**Goal A**
According to the comment on Gandalf in The Silmarillion, when did he arrive in Middle-earth?
**Goal B**
From the comment on Gandalf in The Silmarillion, return the passage word for word, beginning at the words "I fear that" and ending after the words "in the West.".

**Document**

I fear that the role of Gandalf in The Silmarillion would be something of a waste of Mr McAvoy's talents (I thought he was excellent in 'The Last King of Scotland').
Olorin ("Olorin I was in the West that is now forgotten") is mentioned once (as the "wisest of the Maiar") in the Valaquenta, which is a short essay which explains who all the Valar are, as well as some of the more notable Maiar. He also appears as often as you'd expect on the short essay "On the Rings of Power and the Third Age" which compresses three thousand years of the Third Age into twenty-odd pages. Olorin / Gandalf / Mithrandir / Tharkun does not appear at all in the main Quenta Silmarillion. Most of that is set in Middle-earth in the First Age, while Olorin is safely away in the West.
He only arrived in Middle-earth around the start of the second millennium of the Third Age, together with the other four wizards.
If you wanted to do a Gandalf movie, you have about two and a half thousand years of exploring Middle-earth that isn't really covered in any of the books to use.

[Element and region listings]
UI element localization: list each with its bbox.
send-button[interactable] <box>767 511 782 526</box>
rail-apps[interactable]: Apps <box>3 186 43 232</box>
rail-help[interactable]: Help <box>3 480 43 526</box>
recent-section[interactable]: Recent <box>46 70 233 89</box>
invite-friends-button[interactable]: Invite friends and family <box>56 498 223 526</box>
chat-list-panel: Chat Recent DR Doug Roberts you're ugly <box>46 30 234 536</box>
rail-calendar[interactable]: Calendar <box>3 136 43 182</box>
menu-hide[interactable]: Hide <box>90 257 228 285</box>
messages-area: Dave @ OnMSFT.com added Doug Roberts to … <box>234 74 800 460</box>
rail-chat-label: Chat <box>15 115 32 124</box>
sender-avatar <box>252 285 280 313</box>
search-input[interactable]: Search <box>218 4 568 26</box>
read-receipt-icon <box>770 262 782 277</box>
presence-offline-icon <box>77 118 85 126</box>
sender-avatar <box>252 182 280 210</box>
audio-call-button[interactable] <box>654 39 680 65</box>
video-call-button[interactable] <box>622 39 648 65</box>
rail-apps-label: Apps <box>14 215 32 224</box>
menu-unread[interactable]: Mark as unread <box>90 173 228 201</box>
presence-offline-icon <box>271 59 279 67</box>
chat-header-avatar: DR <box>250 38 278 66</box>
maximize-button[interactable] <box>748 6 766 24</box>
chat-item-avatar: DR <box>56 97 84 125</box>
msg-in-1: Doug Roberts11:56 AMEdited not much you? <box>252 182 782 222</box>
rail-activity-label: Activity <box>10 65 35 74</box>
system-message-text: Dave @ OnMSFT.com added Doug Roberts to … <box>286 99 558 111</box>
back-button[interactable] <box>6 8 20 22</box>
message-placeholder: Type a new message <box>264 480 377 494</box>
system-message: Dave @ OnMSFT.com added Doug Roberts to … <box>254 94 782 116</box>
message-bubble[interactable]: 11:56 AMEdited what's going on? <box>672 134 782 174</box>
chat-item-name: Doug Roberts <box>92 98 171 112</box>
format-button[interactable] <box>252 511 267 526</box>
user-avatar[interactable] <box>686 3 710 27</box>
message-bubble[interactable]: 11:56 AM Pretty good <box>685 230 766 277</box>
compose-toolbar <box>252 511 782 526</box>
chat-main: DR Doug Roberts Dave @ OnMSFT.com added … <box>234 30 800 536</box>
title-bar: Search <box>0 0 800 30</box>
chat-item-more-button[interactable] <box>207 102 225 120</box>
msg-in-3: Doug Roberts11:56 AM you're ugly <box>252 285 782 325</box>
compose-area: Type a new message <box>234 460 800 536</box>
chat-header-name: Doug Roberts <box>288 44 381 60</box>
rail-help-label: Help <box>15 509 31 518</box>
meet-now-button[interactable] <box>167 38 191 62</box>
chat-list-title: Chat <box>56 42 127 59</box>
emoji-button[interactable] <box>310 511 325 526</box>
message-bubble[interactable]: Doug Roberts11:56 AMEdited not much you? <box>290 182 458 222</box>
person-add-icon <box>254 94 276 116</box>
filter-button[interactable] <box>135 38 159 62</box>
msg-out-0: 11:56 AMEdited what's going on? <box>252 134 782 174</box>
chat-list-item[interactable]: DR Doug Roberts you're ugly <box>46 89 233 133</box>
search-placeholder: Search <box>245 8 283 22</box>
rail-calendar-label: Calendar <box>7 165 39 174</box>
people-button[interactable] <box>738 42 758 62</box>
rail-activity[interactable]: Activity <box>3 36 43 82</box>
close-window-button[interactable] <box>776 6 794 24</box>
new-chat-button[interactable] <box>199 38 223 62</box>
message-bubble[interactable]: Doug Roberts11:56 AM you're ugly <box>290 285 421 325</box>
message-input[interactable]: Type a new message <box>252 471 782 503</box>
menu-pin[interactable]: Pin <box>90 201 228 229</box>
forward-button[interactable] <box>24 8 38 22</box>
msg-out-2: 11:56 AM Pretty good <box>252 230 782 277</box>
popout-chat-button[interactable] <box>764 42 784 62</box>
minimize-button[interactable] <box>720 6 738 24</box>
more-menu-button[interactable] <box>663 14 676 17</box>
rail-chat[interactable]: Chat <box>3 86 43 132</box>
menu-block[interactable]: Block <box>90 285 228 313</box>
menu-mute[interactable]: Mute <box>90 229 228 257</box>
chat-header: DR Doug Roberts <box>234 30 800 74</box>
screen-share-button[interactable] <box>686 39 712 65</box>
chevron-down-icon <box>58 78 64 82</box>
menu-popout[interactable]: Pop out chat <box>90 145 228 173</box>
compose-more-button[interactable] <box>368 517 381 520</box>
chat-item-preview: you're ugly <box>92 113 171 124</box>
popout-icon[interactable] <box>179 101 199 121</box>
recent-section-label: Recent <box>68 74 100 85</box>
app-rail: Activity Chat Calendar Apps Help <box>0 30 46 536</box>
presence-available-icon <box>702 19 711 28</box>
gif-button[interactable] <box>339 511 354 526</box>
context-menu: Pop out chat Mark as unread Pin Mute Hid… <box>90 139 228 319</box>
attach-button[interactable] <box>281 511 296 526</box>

**Task result A**
He arrived around the start of the second millennium of the Third Age, together with the other four wizards.

**Task result B**
I fear that the role of Gandalf in The Silmarillion would be something of a waste of Mr McAvoy's talents (I thought he was excellent in 'The Last King of Scotland').
Olorin ("Olorin I was in the West that is now forgotten") is mentioned once (as the "wisest of the Maiar") in the Valaquenta, which is a short essay which explains who all the Valar are, as well as some of the more notable Maiar. He also appears as often as you'd expect on the short essay "On the Rings of Power and the Third Age" which compresses three thousand years of the Third Age into twenty-odd pages. Olorin / Gandalf / Mithrandir / Tharkun does not appear at all in the main Quenta Silmarillion. Most of that is set in Middle-earth in the First Age, while Olorin is safely away in the West.